● Material shown
·····
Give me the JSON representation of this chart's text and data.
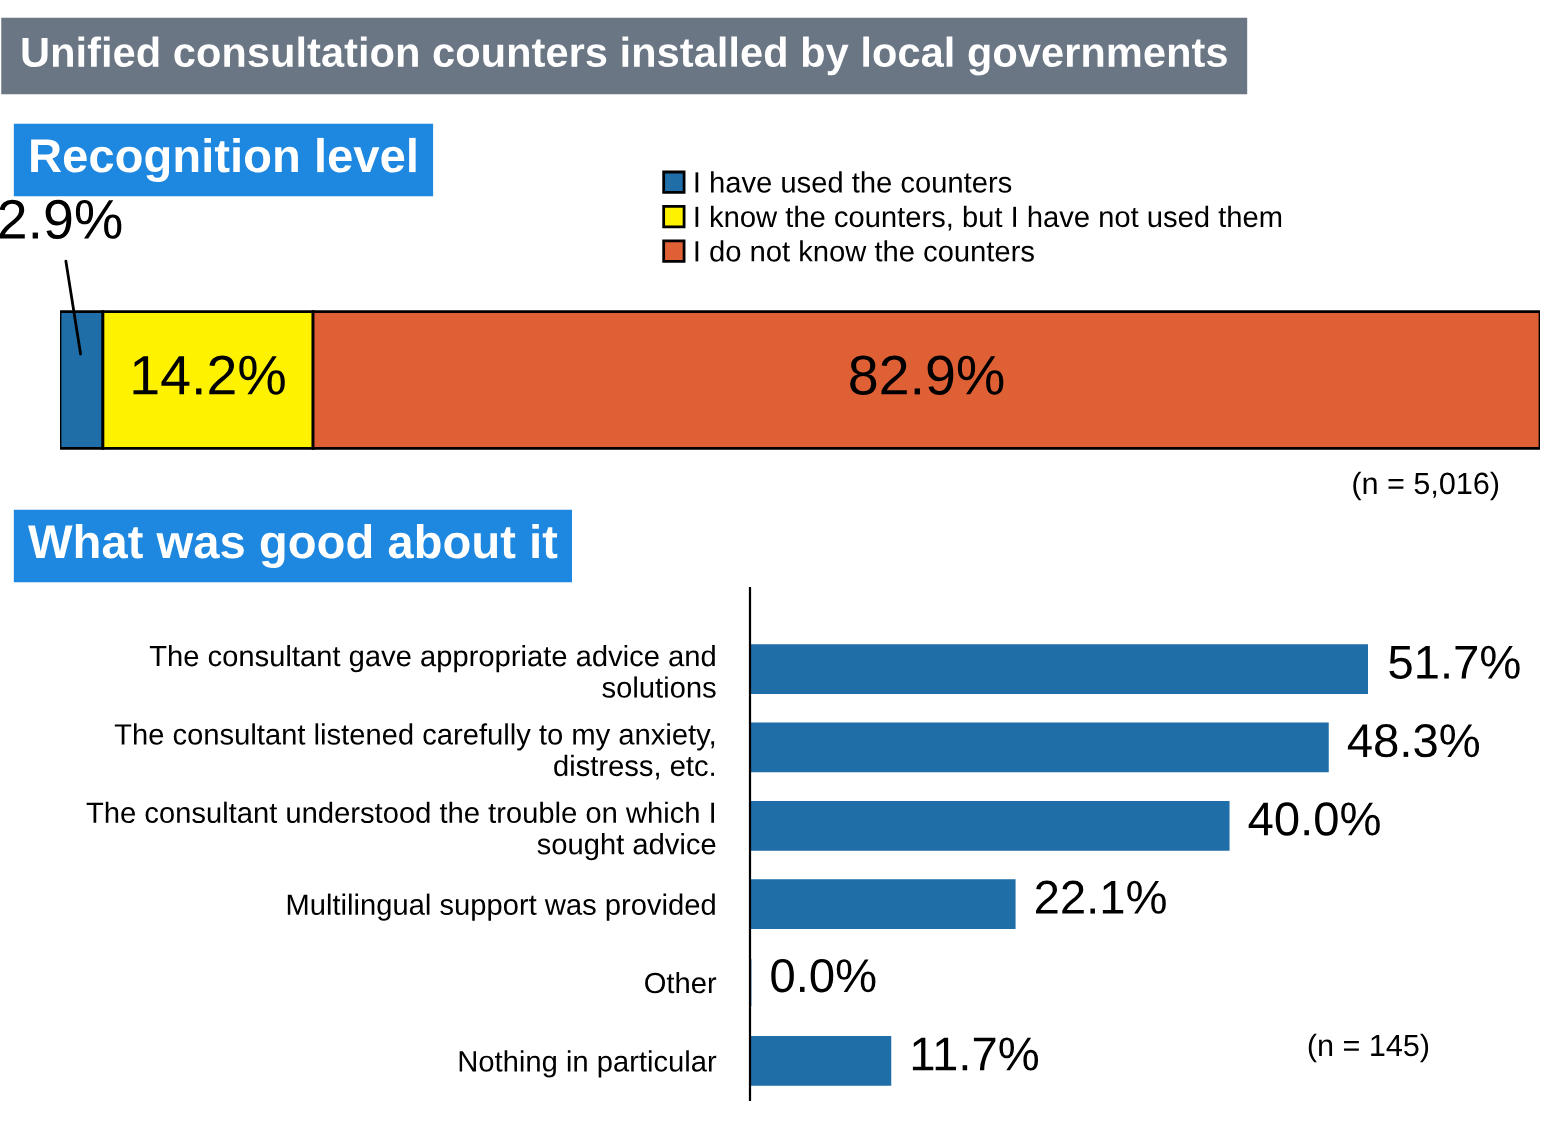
{
  "chart_data": [
    {
      "type": "bar",
      "orientation": "horizontal",
      "stacked": true,
      "title": "Unified consultation counters installed by local governments",
      "subtitle": "Recognition level",
      "categories": [
        null
      ],
      "tick_labels": false,
      "legend": "top right",
      "series": [
        {
          "name": "I have used the counters",
          "color": "#1f6ea8",
          "values": [
            2.9
          ],
          "value_labels": [
            "2.9%"
          ]
        },
        {
          "name": "I know the counters, but I have not used them",
          "color": "#fff200",
          "values": [
            14.2
          ],
          "value_labels": [
            "14.2%"
          ]
        },
        {
          "name": "I do not know the counters",
          "color": "#e06035",
          "values": [
            82.9
          ],
          "value_labels": [
            "82.9%"
          ]
        }
      ],
      "annotations": [
        "(n = 5,016)"
      ]
    },
    {
      "type": "bar",
      "orientation": "horizontal",
      "subtitle": "What was good about it",
      "categories": [
        "The consultant gave appropriate advice and\nsolutions",
        "The consultant listened carefully to my anxiety,\ndistress, etc.",
        "The consultant understood the trouble on which I\nsought advice",
        "Multilingual support was provided",
        "Other",
        "Nothing in particular"
      ],
      "values": [
        51.7,
        48.3,
        40.0,
        22.1,
        0.0,
        11.7
      ],
      "value_labels": [
        "51.7%",
        "48.3%",
        "40.0%",
        "22.1%",
        "0.0%",
        "11.7%"
      ],
      "color": "#1f6ea8",
      "tick_labels": "y",
      "legend": false,
      "annotations": [
        "(n = 145)"
      ]
    }
  ]
}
·····
● Brief
Filter out all lines lacking the word "subtitle" and copy the rest.

● Final answer
      "subtitle": "Recognition level",
      "subtitle": "What was good about it",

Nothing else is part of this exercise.